List every line of the listing below that contains the string "FancyBboxPatch".

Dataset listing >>

* * * *

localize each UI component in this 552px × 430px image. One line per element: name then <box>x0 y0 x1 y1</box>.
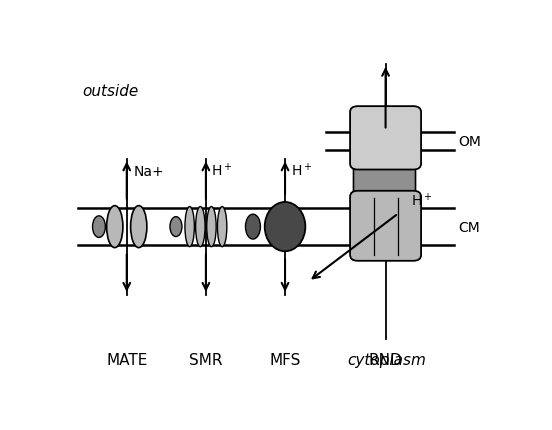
Ellipse shape <box>207 207 216 247</box>
FancyBboxPatch shape <box>350 191 421 261</box>
Text: H$^+$: H$^+$ <box>291 162 313 179</box>
Text: RND: RND <box>369 352 402 367</box>
Text: Na+: Na+ <box>133 165 164 179</box>
Ellipse shape <box>265 203 305 252</box>
Text: outside: outside <box>82 84 138 99</box>
Ellipse shape <box>246 215 261 240</box>
Ellipse shape <box>195 207 205 247</box>
Text: SMR: SMR <box>189 352 222 367</box>
Text: MATE: MATE <box>106 352 147 367</box>
Text: CM: CM <box>458 220 480 234</box>
Ellipse shape <box>170 217 182 237</box>
FancyBboxPatch shape <box>350 107 421 170</box>
Ellipse shape <box>107 206 123 248</box>
Text: cytoplasm: cytoplasm <box>347 352 426 367</box>
Text: H$^+$: H$^+$ <box>211 162 232 179</box>
FancyBboxPatch shape <box>353 147 416 212</box>
Text: H$^+$: H$^+$ <box>411 192 433 209</box>
Ellipse shape <box>131 206 147 248</box>
Ellipse shape <box>185 207 194 247</box>
Ellipse shape <box>93 216 105 238</box>
Text: OM: OM <box>458 135 481 149</box>
Text: MFS: MFS <box>269 352 301 367</box>
Ellipse shape <box>217 207 227 247</box>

* * * *

OUTPUT FOR THIS EXERCISE >>
FancyBboxPatch shape <box>350 191 421 261</box>
FancyBboxPatch shape <box>350 107 421 170</box>
FancyBboxPatch shape <box>353 147 416 212</box>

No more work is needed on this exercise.